Supplied material:
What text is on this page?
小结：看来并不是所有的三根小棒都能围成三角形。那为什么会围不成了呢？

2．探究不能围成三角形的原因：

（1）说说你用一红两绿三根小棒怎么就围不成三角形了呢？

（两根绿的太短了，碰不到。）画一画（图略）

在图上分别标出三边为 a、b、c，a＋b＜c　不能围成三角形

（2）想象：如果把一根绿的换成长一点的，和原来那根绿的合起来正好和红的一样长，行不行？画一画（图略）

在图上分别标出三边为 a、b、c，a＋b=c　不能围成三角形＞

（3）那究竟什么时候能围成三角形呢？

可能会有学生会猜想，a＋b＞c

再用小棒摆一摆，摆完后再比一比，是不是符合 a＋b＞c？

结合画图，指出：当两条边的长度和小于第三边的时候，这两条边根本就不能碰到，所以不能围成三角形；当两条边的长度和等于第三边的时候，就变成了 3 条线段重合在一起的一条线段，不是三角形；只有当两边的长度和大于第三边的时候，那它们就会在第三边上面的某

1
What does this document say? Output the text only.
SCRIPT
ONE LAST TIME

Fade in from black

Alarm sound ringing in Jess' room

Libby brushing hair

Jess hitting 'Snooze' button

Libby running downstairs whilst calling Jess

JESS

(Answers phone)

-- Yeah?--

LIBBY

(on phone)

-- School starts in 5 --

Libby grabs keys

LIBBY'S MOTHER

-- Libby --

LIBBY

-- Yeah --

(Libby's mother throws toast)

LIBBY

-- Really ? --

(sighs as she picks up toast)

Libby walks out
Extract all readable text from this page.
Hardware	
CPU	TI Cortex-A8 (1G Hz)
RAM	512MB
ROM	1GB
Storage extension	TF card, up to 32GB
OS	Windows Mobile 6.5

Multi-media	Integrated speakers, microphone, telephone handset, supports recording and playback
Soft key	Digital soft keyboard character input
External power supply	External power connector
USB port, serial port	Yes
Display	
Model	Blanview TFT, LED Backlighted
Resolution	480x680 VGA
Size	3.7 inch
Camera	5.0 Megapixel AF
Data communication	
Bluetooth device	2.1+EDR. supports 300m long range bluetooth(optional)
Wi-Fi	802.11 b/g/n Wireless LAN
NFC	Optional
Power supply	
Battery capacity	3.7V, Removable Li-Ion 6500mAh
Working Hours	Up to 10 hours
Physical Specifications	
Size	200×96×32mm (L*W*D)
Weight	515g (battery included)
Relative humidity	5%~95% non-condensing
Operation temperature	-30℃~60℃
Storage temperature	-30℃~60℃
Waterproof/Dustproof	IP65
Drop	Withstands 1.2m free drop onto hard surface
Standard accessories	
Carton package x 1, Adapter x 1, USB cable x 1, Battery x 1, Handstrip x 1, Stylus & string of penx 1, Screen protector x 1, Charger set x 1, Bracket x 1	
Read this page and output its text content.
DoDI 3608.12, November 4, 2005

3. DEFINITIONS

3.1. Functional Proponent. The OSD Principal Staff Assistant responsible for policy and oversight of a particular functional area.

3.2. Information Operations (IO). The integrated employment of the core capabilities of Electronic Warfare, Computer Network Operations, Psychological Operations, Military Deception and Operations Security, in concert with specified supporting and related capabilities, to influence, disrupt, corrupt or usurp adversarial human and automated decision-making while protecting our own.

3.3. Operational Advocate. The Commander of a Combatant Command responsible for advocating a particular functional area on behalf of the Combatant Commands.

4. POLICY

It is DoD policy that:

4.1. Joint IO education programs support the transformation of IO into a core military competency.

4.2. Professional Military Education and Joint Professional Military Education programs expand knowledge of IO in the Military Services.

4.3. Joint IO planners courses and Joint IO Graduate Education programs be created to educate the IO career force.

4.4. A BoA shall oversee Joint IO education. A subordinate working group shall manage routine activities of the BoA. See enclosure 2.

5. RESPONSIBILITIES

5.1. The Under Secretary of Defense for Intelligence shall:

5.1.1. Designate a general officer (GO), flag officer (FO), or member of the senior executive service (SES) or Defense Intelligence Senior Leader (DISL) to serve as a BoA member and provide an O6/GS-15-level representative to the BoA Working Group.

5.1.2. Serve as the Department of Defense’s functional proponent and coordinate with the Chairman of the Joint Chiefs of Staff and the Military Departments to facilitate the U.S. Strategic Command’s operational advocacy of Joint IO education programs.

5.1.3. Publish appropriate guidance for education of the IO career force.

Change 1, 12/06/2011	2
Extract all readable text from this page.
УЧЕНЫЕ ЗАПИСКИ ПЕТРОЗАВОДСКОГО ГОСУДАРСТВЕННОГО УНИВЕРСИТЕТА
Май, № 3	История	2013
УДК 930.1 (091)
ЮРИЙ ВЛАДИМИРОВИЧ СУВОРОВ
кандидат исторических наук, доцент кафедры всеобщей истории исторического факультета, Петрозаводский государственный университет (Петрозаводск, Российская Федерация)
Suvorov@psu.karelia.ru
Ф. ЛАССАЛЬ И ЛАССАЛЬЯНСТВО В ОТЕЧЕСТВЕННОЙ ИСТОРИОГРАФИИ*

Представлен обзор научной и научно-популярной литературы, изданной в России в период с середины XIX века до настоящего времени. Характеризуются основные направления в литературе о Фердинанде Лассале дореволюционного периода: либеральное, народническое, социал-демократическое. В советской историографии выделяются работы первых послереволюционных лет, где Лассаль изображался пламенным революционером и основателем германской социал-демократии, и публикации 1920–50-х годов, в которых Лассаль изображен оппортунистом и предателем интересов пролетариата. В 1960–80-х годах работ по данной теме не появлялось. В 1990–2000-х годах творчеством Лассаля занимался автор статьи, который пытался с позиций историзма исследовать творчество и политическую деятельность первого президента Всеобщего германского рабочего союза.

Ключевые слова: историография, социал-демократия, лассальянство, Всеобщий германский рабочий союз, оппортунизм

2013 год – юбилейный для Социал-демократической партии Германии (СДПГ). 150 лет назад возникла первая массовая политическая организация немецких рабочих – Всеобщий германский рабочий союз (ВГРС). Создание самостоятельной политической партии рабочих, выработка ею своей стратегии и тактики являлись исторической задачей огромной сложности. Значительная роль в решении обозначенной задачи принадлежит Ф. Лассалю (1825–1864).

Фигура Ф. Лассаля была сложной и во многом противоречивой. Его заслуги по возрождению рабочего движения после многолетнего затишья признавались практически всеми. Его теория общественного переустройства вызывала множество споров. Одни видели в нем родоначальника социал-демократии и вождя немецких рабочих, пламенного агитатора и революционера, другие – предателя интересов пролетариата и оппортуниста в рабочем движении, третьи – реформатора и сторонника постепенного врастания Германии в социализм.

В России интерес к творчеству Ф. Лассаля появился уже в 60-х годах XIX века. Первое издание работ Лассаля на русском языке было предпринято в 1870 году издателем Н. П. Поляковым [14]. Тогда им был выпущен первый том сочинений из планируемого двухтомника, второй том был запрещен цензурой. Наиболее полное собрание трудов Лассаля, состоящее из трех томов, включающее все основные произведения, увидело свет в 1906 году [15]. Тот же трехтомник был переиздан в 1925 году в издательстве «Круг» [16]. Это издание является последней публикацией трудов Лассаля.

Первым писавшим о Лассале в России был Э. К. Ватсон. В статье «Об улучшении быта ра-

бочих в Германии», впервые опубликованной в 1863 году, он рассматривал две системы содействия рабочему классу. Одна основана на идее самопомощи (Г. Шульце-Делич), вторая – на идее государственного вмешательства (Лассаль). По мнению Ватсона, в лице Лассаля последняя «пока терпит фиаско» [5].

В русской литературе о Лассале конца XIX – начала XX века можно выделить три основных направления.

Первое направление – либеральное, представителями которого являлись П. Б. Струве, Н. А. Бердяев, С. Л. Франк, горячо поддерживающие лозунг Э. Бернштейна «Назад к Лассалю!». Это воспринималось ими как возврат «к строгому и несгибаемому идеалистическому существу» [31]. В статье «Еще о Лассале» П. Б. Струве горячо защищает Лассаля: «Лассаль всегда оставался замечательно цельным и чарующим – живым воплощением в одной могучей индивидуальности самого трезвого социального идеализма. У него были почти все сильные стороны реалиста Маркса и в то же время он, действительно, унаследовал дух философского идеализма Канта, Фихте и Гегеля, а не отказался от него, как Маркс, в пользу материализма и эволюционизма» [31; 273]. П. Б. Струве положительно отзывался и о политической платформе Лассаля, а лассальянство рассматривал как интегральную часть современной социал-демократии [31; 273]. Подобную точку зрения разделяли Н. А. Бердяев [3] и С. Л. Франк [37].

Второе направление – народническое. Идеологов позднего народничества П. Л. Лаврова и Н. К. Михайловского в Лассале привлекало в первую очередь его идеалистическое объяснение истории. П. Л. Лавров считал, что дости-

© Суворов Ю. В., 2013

Aim: Find the lines containing "career" and list every one of them.

Answer for this exercise:
4.3. Joint IO planners courses and Joint IO Graduate Education programs be created to educate the IO career force.
5.1.3. Publish appropriate guidance for education of the IO career force.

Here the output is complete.